▸ **Problem details**: Rewrite the listing below with "page-title" renamed to "main-heading" and everything else kept the same. Leave out the picture placeholders.

▸ **Records supplied**:
— Start —

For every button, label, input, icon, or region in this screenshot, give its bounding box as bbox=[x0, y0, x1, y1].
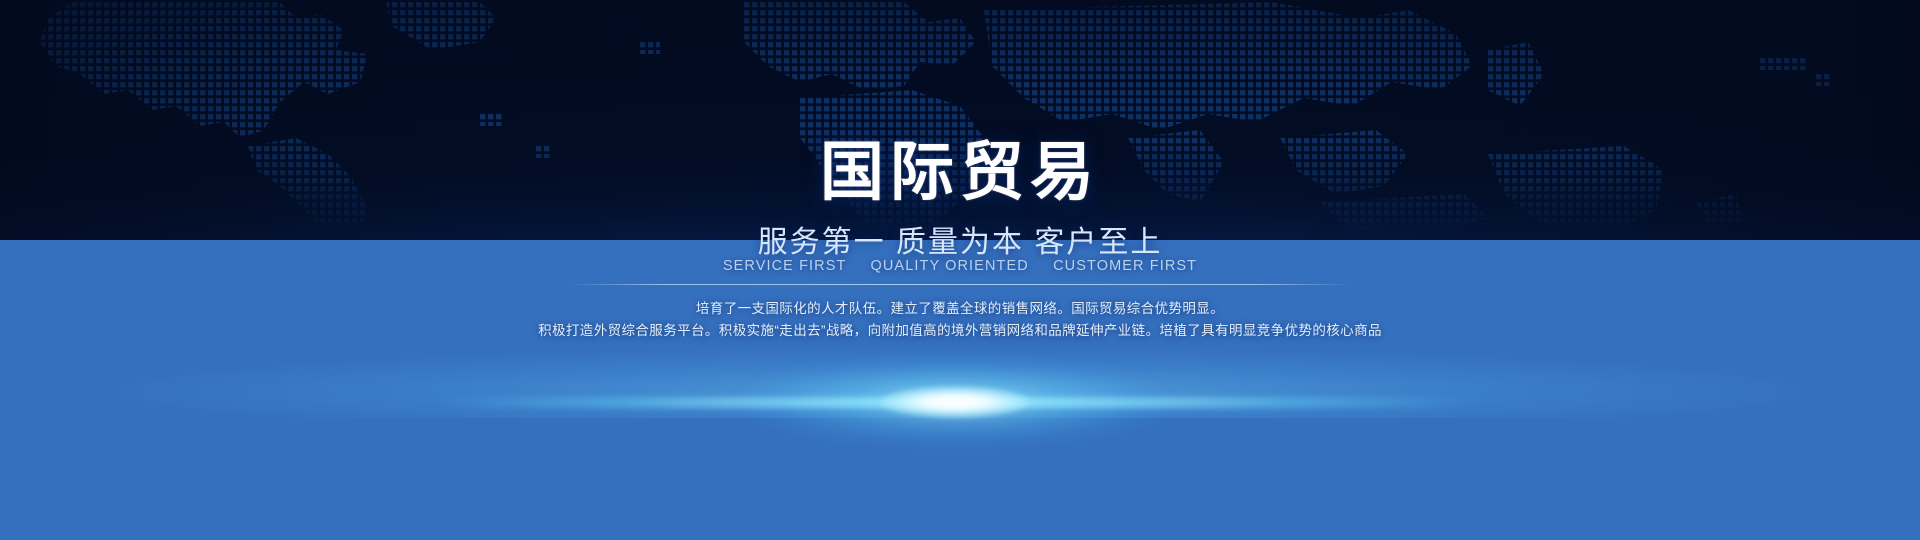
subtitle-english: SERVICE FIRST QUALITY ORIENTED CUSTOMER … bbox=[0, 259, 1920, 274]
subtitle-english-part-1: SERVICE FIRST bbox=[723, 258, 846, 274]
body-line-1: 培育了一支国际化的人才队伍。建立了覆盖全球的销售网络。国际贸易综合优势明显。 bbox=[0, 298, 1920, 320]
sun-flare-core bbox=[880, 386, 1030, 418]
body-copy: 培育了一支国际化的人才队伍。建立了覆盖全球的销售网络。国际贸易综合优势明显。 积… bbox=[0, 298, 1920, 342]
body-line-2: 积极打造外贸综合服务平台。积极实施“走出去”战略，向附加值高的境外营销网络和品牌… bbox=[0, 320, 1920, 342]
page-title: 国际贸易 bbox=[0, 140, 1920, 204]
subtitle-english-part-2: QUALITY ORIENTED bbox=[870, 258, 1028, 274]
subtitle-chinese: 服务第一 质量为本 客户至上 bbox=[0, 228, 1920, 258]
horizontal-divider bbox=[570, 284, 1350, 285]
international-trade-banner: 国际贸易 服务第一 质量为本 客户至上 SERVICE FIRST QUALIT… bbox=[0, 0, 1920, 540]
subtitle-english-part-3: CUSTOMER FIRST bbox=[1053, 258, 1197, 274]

— End —

▸ **Final answer**:
For every button, label, input, icon, or region in this screenshot, give its bounding box as bbox=[x0, y0, x1, y1].
subtitle-english: SERVICE FIRST QUALITY ORIENTED CUSTOMER … bbox=[0, 259, 1920, 274]
subtitle-english-part-1: SERVICE FIRST bbox=[723, 258, 846, 274]
body-line-1: 培育了一支国际化的人才队伍。建立了覆盖全球的销售网络。国际贸易综合优势明显。 bbox=[0, 298, 1920, 320]
sun-flare-core bbox=[880, 386, 1030, 418]
body-copy: 培育了一支国际化的人才队伍。建立了覆盖全球的销售网络。国际贸易综合优势明显。 积… bbox=[0, 298, 1920, 342]
body-line-2: 积极打造外贸综合服务平台。积极实施“走出去”战略，向附加值高的境外营销网络和品牌… bbox=[0, 320, 1920, 342]
main-heading: 国际贸易 bbox=[0, 140, 1920, 204]
subtitle-english-part-2: QUALITY ORIENTED bbox=[870, 258, 1028, 274]
subtitle-chinese: 服务第一 质量为本 客户至上 bbox=[0, 228, 1920, 258]
horizontal-divider bbox=[570, 284, 1350, 285]
international-trade-banner: 国际贸易 服务第一 质量为本 客户至上 SERVICE FIRST QUALIT… bbox=[0, 0, 1920, 540]
subtitle-english-part-3: CUSTOMER FIRST bbox=[1053, 258, 1197, 274]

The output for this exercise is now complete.